What to work on
The data below is to be returned in full and exactly.

Stored rows
• • •

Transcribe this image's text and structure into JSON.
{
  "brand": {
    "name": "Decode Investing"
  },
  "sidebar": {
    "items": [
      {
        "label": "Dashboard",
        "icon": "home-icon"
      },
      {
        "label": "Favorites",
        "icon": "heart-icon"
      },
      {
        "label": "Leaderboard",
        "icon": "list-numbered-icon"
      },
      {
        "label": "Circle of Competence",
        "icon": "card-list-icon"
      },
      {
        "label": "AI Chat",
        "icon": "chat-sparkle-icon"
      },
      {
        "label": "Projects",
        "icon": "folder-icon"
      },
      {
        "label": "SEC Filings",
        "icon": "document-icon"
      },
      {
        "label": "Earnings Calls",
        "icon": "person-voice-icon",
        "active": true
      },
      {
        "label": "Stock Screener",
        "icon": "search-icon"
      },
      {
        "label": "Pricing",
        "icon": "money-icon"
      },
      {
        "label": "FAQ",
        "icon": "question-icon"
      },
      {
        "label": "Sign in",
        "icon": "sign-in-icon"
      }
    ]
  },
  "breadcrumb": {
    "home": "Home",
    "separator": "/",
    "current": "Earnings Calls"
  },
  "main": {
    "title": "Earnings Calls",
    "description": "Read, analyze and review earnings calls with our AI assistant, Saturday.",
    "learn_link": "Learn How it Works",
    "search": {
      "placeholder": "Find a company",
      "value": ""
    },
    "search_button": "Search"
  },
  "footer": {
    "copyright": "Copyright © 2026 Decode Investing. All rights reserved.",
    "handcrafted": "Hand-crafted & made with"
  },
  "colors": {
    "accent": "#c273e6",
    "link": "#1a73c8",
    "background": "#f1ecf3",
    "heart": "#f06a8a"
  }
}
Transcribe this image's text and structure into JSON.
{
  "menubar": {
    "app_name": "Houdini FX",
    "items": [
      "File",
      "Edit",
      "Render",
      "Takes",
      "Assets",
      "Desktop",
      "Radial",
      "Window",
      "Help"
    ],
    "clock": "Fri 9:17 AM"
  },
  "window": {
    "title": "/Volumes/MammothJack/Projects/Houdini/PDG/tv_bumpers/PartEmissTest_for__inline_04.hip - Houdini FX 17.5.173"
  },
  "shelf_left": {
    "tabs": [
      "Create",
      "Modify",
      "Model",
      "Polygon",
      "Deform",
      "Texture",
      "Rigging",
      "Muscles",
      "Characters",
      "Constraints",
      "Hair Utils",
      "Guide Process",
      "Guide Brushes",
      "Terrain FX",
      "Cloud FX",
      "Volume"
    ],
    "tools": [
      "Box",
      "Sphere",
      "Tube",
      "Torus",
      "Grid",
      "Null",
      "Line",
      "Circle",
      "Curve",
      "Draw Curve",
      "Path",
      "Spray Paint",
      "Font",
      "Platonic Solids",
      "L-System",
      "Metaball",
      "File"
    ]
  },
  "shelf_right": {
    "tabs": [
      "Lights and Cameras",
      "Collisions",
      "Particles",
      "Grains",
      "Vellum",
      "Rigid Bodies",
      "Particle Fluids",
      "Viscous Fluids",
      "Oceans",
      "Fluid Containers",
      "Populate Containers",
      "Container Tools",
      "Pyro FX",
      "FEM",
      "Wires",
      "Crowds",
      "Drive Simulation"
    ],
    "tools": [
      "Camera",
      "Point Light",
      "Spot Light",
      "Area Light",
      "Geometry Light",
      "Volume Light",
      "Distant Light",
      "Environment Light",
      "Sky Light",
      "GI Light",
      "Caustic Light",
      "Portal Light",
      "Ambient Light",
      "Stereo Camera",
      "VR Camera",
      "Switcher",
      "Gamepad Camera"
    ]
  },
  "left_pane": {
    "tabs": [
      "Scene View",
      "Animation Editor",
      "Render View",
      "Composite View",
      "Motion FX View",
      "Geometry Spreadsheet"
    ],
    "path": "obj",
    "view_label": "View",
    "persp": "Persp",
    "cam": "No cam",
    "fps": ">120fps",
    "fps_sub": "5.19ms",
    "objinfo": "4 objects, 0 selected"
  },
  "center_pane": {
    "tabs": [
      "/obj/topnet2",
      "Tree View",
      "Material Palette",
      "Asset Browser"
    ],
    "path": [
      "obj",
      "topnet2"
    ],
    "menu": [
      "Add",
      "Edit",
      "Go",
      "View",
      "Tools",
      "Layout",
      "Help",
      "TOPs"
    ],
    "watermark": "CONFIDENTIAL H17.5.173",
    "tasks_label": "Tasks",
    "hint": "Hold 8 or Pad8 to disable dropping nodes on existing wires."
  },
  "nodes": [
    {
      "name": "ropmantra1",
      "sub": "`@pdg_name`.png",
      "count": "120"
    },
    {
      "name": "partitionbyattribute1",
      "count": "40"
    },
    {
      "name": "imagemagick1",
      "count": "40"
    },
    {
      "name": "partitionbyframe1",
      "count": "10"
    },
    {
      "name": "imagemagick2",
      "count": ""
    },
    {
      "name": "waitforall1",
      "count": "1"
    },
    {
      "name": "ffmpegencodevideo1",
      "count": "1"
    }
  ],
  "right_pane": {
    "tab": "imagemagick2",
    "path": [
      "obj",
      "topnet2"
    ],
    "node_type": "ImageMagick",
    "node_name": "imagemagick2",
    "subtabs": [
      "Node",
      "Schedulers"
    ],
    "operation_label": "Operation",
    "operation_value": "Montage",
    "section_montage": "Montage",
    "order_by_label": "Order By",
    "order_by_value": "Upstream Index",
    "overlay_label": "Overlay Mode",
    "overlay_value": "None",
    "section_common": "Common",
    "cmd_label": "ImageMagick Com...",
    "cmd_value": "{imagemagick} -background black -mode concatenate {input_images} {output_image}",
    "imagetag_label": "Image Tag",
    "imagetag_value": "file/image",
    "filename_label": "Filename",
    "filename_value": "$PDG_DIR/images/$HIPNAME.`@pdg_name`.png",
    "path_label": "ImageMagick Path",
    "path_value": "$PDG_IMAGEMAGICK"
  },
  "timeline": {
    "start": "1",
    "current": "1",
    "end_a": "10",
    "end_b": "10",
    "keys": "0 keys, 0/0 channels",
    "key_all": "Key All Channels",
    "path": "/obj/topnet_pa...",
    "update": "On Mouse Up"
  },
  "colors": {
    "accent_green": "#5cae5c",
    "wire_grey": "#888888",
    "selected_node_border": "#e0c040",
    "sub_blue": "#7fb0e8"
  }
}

• • •

Solution to this task
Transcribe this image's text and structure into JSON.
{
  "brand": {
    "name": "Decode Investing"
  },
  "sidebar": {
    "items": [
      {
        "label": "Dashboard",
        "icon": "home-icon"
      },
      {
        "label": "Favorites",
        "icon": "heart-icon"
      },
      {
        "label": "Leaderboard",
        "icon": "list-numbered-icon"
      },
      {
        "label": "Circle of Competence",
        "icon": "card-list-icon"
      },
      {
        "label": "AI Chat",
        "icon": "chat-sparkle-icon"
      },
      {
        "label": "Projects",
        "icon": "folder-icon"
      },
      {
        "label": "SEC Filings",
        "icon": "document-icon"
      },
      {
        "label": "Earnings Calls",
        "icon": "person-voice-icon",
        "active": true
      },
      {
        "label": "Stock Screener",
        "icon": "search-icon"
      },
      {
        "label": "Pricing",
        "icon": "money-icon"
      },
      {
        "label": "FAQ",
        "icon": "question-icon"
      },
      {
        "label": "Sign in",
        "icon": "sign-in-icon"
      }
    ]
  },
  "breadcrumb": {
    "home": "Home",
    "separator": "/",
    "current": "Earnings Calls"
  },
  "main": {
    "title": "Earnings Calls",
    "description": "Read, analyze and review earnings calls with our AI assistant, Saturday.",
    "learn_link": "Learn How it Works",
    "search": {
      "placeholder": "Find a company",
      "value": ""
    },
    "search_button": "Search"
  },
  "footer": {
    "copyright": "Copyright © 2026 Decode Investing. All rights reserved.",
    "handcrafted": "Hand-crafted & made with"
  },
  "colors": {
    "accent": "#c273e6",
    "link": "#1a73c8",
    "background": "#f1ecf3",
    "heart": "#f06a8a"
  }
}
Transcribe this image's text and structure into JSON.
{
  "menubar": {
    "app_name": "Houdini FX",
    "items": [
      "File",
      "Edit",
      "Render",
      "Takes",
      "Assets",
      "Desktop",
      "Radial",
      "Window",
      "Help"
    ],
    "clock": "Fri 9:17 AM"
  },
  "window": {
    "title": "/Volumes/MammothJack/Projects/Houdini/PDG/tv_bumpers/PartEmissTest_for__inline_04.hip - Houdini FX 17.5.173"
  },
  "shelf_left": {
    "tabs": [
      "Create",
      "Modify",
      "Model",
      "Polygon",
      "Deform",
      "Texture",
      "Rigging",
      "Muscles",
      "Characters",
      "Constraints",
      "Hair Utils",
      "Guide Process",
      "Guide Brushes",
      "Terrain FX",
      "Cloud FX",
      "Volume"
    ],
    "tools": [
      "Box",
      "Sphere",
      "Tube",
      "Torus",
      "Grid",
      "Null",
      "Line",
      "Circle",
      "Curve",
      "Draw Curve",
      "Path",
      "Spray Paint",
      "Font",
      "Platonic Solids",
      "L-System",
      "Metaball",
      "File"
    ]
  },
  "shelf_right": {
    "tabs": [
      "Lights and Cameras",
      "Collisions",
      "Particles",
      "Grains",
      "Vellum",
      "Rigid Bodies",
      "Particle Fluids",
      "Viscous Fluids",
      "Oceans",
      "Fluid Containers",
      "Populate Containers",
      "Container Tools",
      "Pyro FX",
      "FEM",
      "Wires",
      "Crowds",
      "Drive Simulation"
    ],
    "tools": [
      "Camera",
      "Point Light",
      "Spot Light",
      "Area Light",
      "Geometry Light",
      "Volume Light",
      "Distant Light",
      "Environment Light",
      "Sky Light",
      "GI Light",
      "Caustic Light",
      "Portal Light",
      "Ambient Light",
      "Stereo Camera",
      "VR Camera",
      "Switcher",
      "Gamepad Camera"
    ]
  },
  "left_pane": {
    "tabs": [
      "Scene View",
      "Animation Editor",
      "Render View",
      "Composite View",
      "Motion FX View",
      "Geometry Spreadsheet"
    ],
    "path": "obj",
    "view_label": "View",
    "persp": "Persp",
    "cam": "No cam",
    "fps": ">120fps",
    "fps_sub": "5.19ms",
    "objinfo": "4 objects, 0 selected"
  },
  "center_pane": {
    "tabs": [
      "/obj/topnet2",
      "Tree View",
      "Material Palette",
      "Asset Browser"
    ],
    "path": [
      "obj",
      "topnet2"
    ],
    "menu": [
      "Add",
      "Edit",
      "Go",
      "View",
      "Tools",
      "Layout",
      "Help",
      "TOPs"
    ],
    "watermark": "CONFIDENTIAL H17.5.173",
    "tasks_label": "Tasks",
    "hint": "Hold 8 or Pad8 to disable dropping nodes on existing wires."
  },
  "nodes": [
    {
      "name": "ropmantra1",
      "sub": "`@pdg_name`.png",
      "count": "120"
    },
    {
      "name": "partitionbyattribute1",
      "count": "40"
    },
    {
      "name": "imagemagick1",
      "count": "40"
    },
    {
      "name": "partitionbyframe1",
      "count": "10"
    },
    {
      "name": "imagemagick2",
      "count": ""
    },
    {
      "name": "waitforall1",
      "count": "1"
    },
    {
      "name": "ffmpegencodevideo1",
      "count": "1"
    }
  ],
  "right_pane": {
    "tab": "imagemagick2",
    "path": [
      "obj",
      "topnet2"
    ],
    "node_type": "ImageMagick",
    "node_name": "imagemagick2",
    "subtabs": [
      "Node",
      "Schedulers"
    ],
    "operation_label": "Operation",
    "operation_value": "Montage",
    "section_montage": "Montage",
    "order_by_label": "Order By",
    "order_by_value": "Upstream Index",
    "overlay_label": "Overlay Mode",
    "overlay_value": "None",
    "section_common": "Common",
    "cmd_label": "ImageMagick Com...",
    "cmd_value": "{imagemagick} -background black -mode concatenate {input_images} {output_image}",
    "imagetag_label": "Image Tag",
    "imagetag_value": "file/image",
    "filename_label": "Filename",
    "filename_value": "$PDG_DIR/images/$HIPNAME.`@pdg_name`.png",
    "path_label": "ImageMagick Path",
    "path_value": "$PDG_IMAGEMAGICK"
  },
  "timeline": {
    "start": "1",
    "current": "1",
    "end_a": "10",
    "end_b": "10",
    "keys": "0 keys, 0/0 channels",
    "key_all": "Key All Channels",
    "path": "/obj/topnet_pa...",
    "update": "On Mouse Up"
  },
  "colors": {
    "accent_green": "#5cae5c",
    "wire_grey": "#888888",
    "selected_node_border": "#e0c040",
    "sub_blue": "#7fb0e8"
  }
}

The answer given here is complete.